# START OF Task data

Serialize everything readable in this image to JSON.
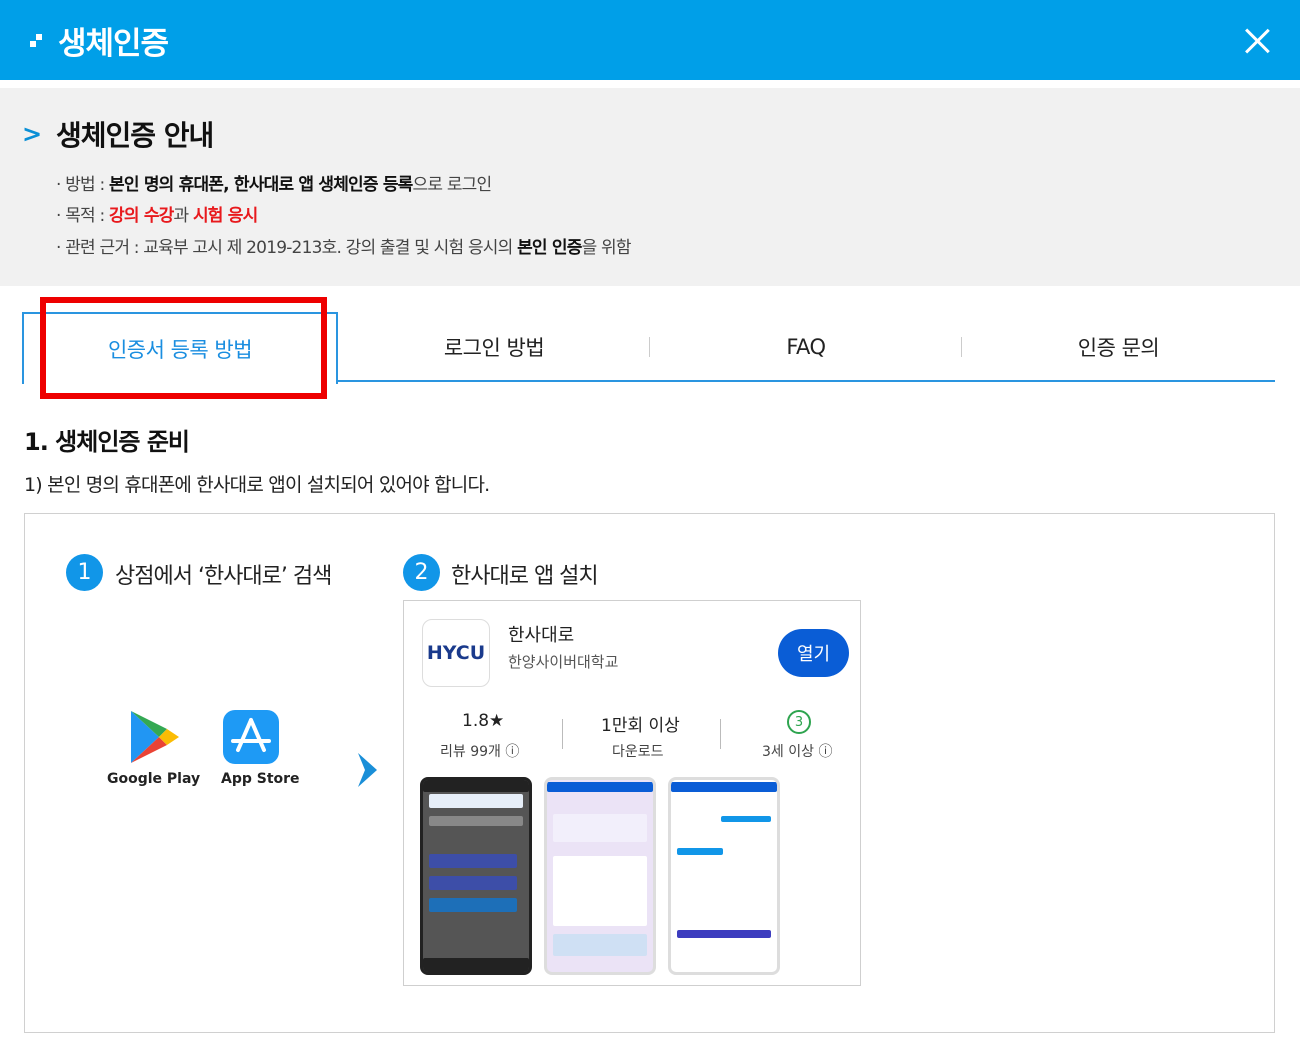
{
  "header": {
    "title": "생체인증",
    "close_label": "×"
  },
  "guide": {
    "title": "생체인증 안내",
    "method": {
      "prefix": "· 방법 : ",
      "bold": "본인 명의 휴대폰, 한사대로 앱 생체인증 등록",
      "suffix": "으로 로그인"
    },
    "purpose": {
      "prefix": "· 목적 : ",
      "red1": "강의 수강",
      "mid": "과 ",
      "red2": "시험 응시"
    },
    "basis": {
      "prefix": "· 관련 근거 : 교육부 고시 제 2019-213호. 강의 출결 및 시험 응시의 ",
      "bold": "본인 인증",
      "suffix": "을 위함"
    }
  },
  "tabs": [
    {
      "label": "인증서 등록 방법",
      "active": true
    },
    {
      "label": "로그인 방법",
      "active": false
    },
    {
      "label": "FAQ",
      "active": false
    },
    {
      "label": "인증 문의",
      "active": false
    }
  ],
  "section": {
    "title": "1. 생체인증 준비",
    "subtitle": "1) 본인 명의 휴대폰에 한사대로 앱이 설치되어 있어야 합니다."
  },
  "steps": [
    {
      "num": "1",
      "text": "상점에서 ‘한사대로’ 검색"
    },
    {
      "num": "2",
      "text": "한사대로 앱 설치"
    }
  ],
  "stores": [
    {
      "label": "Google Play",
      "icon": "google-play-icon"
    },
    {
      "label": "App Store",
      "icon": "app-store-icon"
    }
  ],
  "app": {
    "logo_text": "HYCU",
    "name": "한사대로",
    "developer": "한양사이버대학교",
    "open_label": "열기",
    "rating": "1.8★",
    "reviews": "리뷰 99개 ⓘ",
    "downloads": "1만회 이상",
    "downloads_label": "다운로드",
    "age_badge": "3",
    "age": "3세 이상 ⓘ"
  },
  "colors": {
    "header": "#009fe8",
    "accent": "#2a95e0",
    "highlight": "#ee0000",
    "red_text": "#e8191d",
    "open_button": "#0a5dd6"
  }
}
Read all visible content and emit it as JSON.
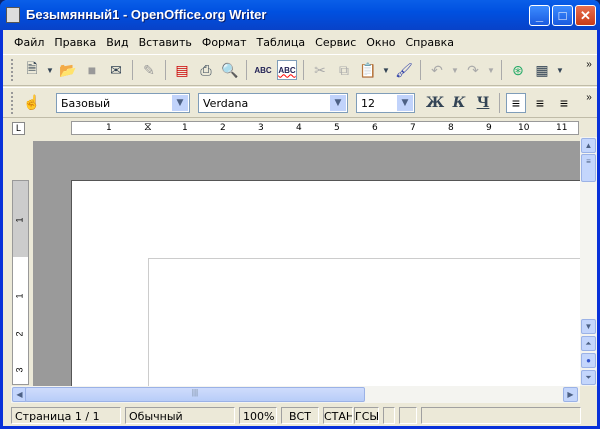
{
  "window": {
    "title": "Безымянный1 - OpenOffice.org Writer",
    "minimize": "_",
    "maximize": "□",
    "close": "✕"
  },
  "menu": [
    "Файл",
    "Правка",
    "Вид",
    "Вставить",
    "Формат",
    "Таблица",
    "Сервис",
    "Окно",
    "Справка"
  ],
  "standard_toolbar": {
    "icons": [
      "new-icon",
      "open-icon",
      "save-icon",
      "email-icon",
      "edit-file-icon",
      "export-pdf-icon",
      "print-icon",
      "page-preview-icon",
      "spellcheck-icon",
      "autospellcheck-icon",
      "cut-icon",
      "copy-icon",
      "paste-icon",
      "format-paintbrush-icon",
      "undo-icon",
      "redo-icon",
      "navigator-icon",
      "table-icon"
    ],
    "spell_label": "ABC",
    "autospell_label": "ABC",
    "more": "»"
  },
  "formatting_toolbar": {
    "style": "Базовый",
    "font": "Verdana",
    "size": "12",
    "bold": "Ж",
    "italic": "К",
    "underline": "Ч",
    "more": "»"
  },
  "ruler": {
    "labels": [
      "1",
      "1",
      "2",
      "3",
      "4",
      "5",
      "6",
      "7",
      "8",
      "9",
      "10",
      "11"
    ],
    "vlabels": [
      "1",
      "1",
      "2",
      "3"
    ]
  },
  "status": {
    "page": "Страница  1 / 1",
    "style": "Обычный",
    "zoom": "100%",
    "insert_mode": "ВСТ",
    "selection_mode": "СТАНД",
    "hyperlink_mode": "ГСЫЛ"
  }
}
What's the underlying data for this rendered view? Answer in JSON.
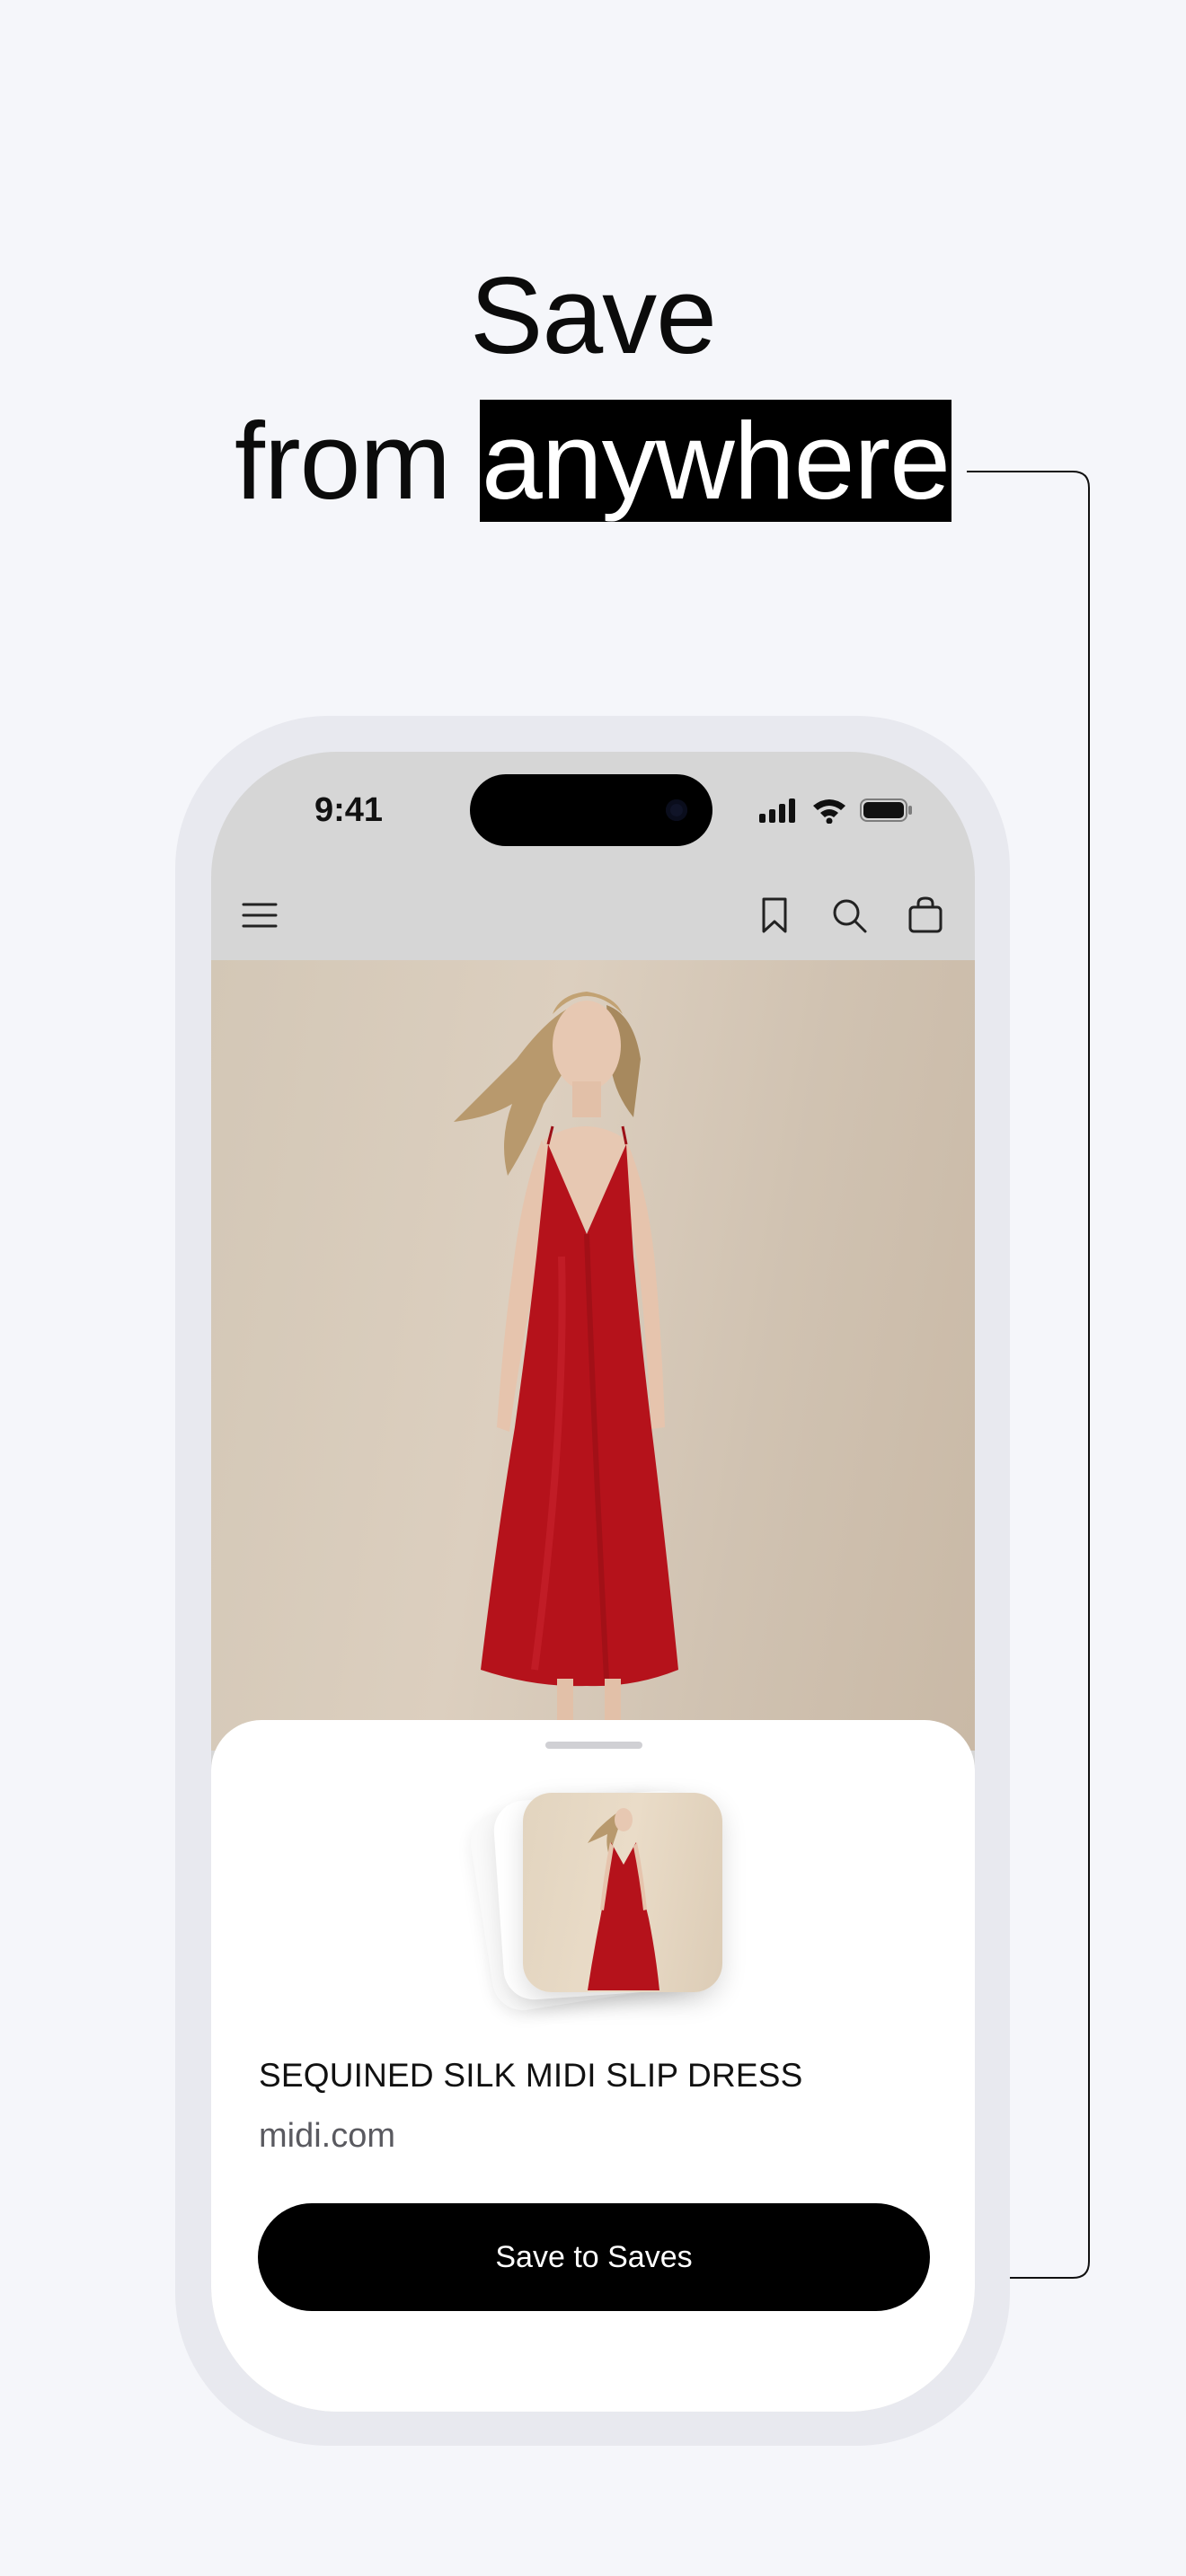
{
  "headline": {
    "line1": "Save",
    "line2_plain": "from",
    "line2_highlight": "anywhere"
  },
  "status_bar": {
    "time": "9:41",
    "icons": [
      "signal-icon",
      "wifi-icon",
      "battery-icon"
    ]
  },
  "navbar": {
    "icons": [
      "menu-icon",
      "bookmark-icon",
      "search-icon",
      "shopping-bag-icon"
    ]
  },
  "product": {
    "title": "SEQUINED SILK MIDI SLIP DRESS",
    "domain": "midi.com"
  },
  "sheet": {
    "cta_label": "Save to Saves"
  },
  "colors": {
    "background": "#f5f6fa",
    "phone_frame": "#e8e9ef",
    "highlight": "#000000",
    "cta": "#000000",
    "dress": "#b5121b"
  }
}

# END OF Task data

Check each line above for the string "JSON", then copy the ones that have it.

* [Result below]
Serialize everything readable in this image to JSON.
Read all visible content and emit it as JSON.
What's the underlying data for this rendered view? Answer in JSON.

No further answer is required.